**ENTRIES PROVIDED**

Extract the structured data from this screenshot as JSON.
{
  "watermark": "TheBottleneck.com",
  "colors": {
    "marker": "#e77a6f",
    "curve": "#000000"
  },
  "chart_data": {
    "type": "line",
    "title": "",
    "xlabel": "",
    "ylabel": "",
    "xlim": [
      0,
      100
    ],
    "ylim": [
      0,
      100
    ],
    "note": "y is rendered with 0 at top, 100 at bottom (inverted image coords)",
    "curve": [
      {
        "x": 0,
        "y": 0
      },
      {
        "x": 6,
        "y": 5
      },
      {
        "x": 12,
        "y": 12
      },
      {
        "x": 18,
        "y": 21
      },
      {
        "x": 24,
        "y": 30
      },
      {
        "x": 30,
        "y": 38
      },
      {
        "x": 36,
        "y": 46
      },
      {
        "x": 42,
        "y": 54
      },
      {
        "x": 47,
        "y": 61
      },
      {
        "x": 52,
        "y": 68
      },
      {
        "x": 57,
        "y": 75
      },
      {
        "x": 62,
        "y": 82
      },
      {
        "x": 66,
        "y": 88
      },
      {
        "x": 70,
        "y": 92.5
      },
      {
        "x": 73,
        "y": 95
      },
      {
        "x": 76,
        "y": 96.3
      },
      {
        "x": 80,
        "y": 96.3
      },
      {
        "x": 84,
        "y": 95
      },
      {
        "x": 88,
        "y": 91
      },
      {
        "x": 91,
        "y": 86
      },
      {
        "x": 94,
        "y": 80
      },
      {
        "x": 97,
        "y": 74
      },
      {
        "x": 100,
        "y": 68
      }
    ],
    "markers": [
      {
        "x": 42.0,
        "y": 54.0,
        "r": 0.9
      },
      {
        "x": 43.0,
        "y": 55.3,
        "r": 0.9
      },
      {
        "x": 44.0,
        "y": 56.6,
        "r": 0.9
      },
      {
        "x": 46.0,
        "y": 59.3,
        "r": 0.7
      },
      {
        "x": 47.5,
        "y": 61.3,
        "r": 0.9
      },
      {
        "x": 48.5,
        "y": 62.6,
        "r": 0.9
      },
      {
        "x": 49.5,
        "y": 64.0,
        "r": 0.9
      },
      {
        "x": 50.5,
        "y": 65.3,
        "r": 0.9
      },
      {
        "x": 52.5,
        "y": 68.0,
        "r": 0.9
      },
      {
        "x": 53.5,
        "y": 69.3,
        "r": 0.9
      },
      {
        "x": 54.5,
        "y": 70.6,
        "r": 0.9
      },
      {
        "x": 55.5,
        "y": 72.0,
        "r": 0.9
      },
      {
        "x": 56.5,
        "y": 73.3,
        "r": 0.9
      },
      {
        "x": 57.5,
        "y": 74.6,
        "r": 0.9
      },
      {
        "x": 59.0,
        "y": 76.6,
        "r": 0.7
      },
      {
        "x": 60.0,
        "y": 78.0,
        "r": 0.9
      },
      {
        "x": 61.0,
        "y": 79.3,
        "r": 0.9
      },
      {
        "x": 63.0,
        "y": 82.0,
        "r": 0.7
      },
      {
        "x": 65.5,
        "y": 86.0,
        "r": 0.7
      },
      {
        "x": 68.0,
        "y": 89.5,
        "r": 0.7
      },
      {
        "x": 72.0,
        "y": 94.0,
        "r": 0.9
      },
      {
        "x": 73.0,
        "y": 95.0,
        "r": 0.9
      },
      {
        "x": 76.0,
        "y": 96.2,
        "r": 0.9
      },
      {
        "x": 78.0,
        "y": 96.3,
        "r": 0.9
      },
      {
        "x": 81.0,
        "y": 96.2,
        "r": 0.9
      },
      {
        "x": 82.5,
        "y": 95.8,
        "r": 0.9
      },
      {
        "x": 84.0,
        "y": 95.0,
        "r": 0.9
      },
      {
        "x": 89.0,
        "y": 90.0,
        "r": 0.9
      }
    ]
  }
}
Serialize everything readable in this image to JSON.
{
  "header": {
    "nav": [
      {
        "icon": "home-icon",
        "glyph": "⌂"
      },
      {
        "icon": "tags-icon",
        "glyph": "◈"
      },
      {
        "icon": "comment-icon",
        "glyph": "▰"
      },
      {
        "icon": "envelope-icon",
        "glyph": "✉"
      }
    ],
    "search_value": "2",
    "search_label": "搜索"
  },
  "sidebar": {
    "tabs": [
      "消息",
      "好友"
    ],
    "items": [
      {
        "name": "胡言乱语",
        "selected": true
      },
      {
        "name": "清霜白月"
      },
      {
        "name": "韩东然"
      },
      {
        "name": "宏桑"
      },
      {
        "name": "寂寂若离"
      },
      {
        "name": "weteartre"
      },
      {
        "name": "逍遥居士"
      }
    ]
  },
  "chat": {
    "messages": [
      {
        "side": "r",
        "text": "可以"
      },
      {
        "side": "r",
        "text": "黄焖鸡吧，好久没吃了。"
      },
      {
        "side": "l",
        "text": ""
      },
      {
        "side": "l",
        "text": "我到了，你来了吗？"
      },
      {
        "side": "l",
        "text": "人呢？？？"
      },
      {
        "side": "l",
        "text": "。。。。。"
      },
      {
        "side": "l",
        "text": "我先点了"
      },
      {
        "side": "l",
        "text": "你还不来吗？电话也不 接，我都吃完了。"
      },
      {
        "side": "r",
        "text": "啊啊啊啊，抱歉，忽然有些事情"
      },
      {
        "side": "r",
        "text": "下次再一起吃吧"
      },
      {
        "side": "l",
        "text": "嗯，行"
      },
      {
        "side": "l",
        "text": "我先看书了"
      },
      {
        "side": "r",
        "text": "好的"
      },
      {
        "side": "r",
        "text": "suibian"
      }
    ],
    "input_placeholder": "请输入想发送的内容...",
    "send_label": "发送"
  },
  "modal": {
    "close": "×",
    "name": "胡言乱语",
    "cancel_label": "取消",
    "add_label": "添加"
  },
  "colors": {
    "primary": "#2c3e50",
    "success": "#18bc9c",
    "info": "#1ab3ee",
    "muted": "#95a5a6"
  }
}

**EXERCISE REQUIREMENTS**
Transcribe the whole listing exactly.

**TASK SOLUTION**
Extract the structured data from this screenshot as JSON.
{
  "watermark": "TheBottleneck.com",
  "colors": {
    "marker": "#e77a6f",
    "curve": "#000000"
  },
  "chart_data": {
    "type": "line",
    "title": "",
    "xlabel": "",
    "ylabel": "",
    "xlim": [
      0,
      100
    ],
    "ylim": [
      0,
      100
    ],
    "note": "y is rendered with 0 at top, 100 at bottom (inverted image coords)",
    "curve": [
      {
        "x": 0,
        "y": 0
      },
      {
        "x": 6,
        "y": 5
      },
      {
        "x": 12,
        "y": 12
      },
      {
        "x": 18,
        "y": 21
      },
      {
        "x": 24,
        "y": 30
      },
      {
        "x": 30,
        "y": 38
      },
      {
        "x": 36,
        "y": 46
      },
      {
        "x": 42,
        "y": 54
      },
      {
        "x": 47,
        "y": 61
      },
      {
        "x": 52,
        "y": 68
      },
      {
        "x": 57,
        "y": 75
      },
      {
        "x": 62,
        "y": 82
      },
      {
        "x": 66,
        "y": 88
      },
      {
        "x": 70,
        "y": 92.5
      },
      {
        "x": 73,
        "y": 95
      },
      {
        "x": 76,
        "y": 96.3
      },
      {
        "x": 80,
        "y": 96.3
      },
      {
        "x": 84,
        "y": 95
      },
      {
        "x": 88,
        "y": 91
      },
      {
        "x": 91,
        "y": 86
      },
      {
        "x": 94,
        "y": 80
      },
      {
        "x": 97,
        "y": 74
      },
      {
        "x": 100,
        "y": 68
      }
    ],
    "markers": [
      {
        "x": 42.0,
        "y": 54.0,
        "r": 0.9
      },
      {
        "x": 43.0,
        "y": 55.3,
        "r": 0.9
      },
      {
        "x": 44.0,
        "y": 56.6,
        "r": 0.9
      },
      {
        "x": 46.0,
        "y": 59.3,
        "r": 0.7
      },
      {
        "x": 47.5,
        "y": 61.3,
        "r": 0.9
      },
      {
        "x": 48.5,
        "y": 62.6,
        "r": 0.9
      },
      {
        "x": 49.5,
        "y": 64.0,
        "r": 0.9
      },
      {
        "x": 50.5,
        "y": 65.3,
        "r": 0.9
      },
      {
        "x": 52.5,
        "y": 68.0,
        "r": 0.9
      },
      {
        "x": 53.5,
        "y": 69.3,
        "r": 0.9
      },
      {
        "x": 54.5,
        "y": 70.6,
        "r": 0.9
      },
      {
        "x": 55.5,
        "y": 72.0,
        "r": 0.9
      },
      {
        "x": 56.5,
        "y": 73.3,
        "r": 0.9
      },
      {
        "x": 57.5,
        "y": 74.6,
        "r": 0.9
      },
      {
        "x": 59.0,
        "y": 76.6,
        "r": 0.7
      },
      {
        "x": 60.0,
        "y": 78.0,
        "r": 0.9
      },
      {
        "x": 61.0,
        "y": 79.3,
        "r": 0.9
      },
      {
        "x": 63.0,
        "y": 82.0,
        "r": 0.7
      },
      {
        "x": 65.5,
        "y": 86.0,
        "r": 0.7
      },
      {
        "x": 68.0,
        "y": 89.5,
        "r": 0.7
      },
      {
        "x": 72.0,
        "y": 94.0,
        "r": 0.9
      },
      {
        "x": 73.0,
        "y": 95.0,
        "r": 0.9
      },
      {
        "x": 76.0,
        "y": 96.2,
        "r": 0.9
      },
      {
        "x": 78.0,
        "y": 96.3,
        "r": 0.9
      },
      {
        "x": 81.0,
        "y": 96.2,
        "r": 0.9
      },
      {
        "x": 82.5,
        "y": 95.8,
        "r": 0.9
      },
      {
        "x": 84.0,
        "y": 95.0,
        "r": 0.9
      },
      {
        "x": 89.0,
        "y": 90.0,
        "r": 0.9
      }
    ]
  }
}
Serialize everything readable in this image to JSON.
{
  "header": {
    "nav": [
      {
        "icon": "home-icon",
        "glyph": "⌂"
      },
      {
        "icon": "tags-icon",
        "glyph": "◈"
      },
      {
        "icon": "comment-icon",
        "glyph": "▰"
      },
      {
        "icon": "envelope-icon",
        "glyph": "✉"
      }
    ],
    "search_value": "2",
    "search_label": "搜索"
  },
  "sidebar": {
    "tabs": [
      "消息",
      "好友"
    ],
    "items": [
      {
        "name": "胡言乱语",
        "selected": true
      },
      {
        "name": "清霜白月"
      },
      {
        "name": "韩东然"
      },
      {
        "name": "宏桑"
      },
      {
        "name": "寂寂若离"
      },
      {
        "name": "weteartre"
      },
      {
        "name": "逍遥居士"
      }
    ]
  },
  "chat": {
    "messages": [
      {
        "side": "r",
        "text": "可以"
      },
      {
        "side": "r",
        "text": "黄焖鸡吧，好久没吃了。"
      },
      {
        "side": "l",
        "text": ""
      },
      {
        "side": "l",
        "text": "我到了，你来了吗？"
      },
      {
        "side": "l",
        "text": "人呢？？？"
      },
      {
        "side": "l",
        "text": "。。。。。"
      },
      {
        "side": "l",
        "text": "我先点了"
      },
      {
        "side": "l",
        "text": "你还不来吗？电话也不 接，我都吃完了。"
      },
      {
        "side": "r",
        "text": "啊啊啊啊，抱歉，忽然有些事情"
      },
      {
        "side": "r",
        "text": "下次再一起吃吧"
      },
      {
        "side": "l",
        "text": "嗯，行"
      },
      {
        "side": "l",
        "text": "我先看书了"
      },
      {
        "side": "r",
        "text": "好的"
      },
      {
        "side": "r",
        "text": "suibian"
      }
    ],
    "input_placeholder": "请输入想发送的内容...",
    "send_label": "发送"
  },
  "modal": {
    "close": "×",
    "name": "胡言乱语",
    "cancel_label": "取消",
    "add_label": "添加"
  },
  "colors": {
    "primary": "#2c3e50",
    "success": "#18bc9c",
    "info": "#1ab3ee",
    "muted": "#95a5a6"
  }
}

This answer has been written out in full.